REQUIREMENT —
Each line of the data that includes the string "культуре" is to be copied out.

DATASET EXTRACT —
.....

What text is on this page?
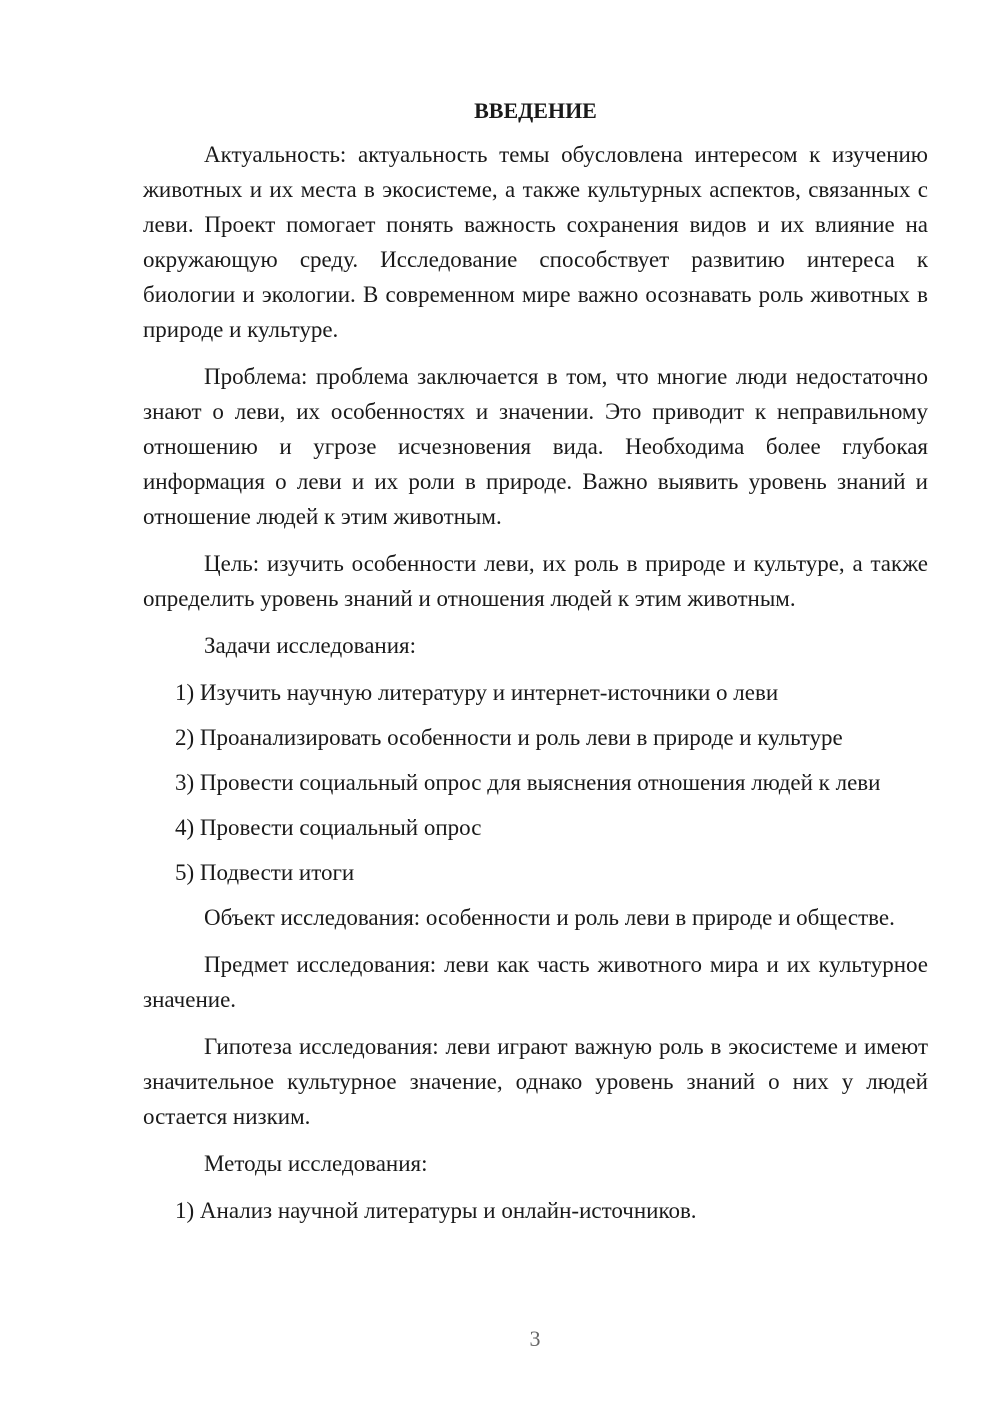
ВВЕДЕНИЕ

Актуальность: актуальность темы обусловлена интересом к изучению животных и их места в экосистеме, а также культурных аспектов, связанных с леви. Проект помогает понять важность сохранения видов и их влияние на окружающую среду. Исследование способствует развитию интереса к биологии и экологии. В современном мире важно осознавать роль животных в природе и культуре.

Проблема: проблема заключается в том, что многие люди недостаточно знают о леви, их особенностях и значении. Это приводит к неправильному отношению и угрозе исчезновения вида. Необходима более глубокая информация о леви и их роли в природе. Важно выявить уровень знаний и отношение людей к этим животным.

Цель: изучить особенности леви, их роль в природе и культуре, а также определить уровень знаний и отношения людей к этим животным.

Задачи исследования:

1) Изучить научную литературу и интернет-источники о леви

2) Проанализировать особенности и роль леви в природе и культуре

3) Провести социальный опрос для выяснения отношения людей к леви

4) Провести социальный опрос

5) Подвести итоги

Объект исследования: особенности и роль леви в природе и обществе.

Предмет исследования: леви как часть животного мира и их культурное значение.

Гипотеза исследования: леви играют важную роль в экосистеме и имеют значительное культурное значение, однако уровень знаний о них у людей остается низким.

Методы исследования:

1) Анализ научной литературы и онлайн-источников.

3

.....

RESULT OF THE TASK —
Актуальность: актуальность темы обусловлена интересом к изучению животных и их места в экосистеме, а также культурных аспектов, связанных с леви. Проект помогает понять важность сохранения видов и их влияние на окружающую среду. Исследование способствует развитию интереса к биологии и экологии. В современном мире важно осознавать роль животных в природе и культуре.
Цель: изучить особенности леви, их роль в природе и культуре, а также определить уровень знаний и отношения людей к этим животным.
2) Проанализировать особенности и роль леви в природе и культуре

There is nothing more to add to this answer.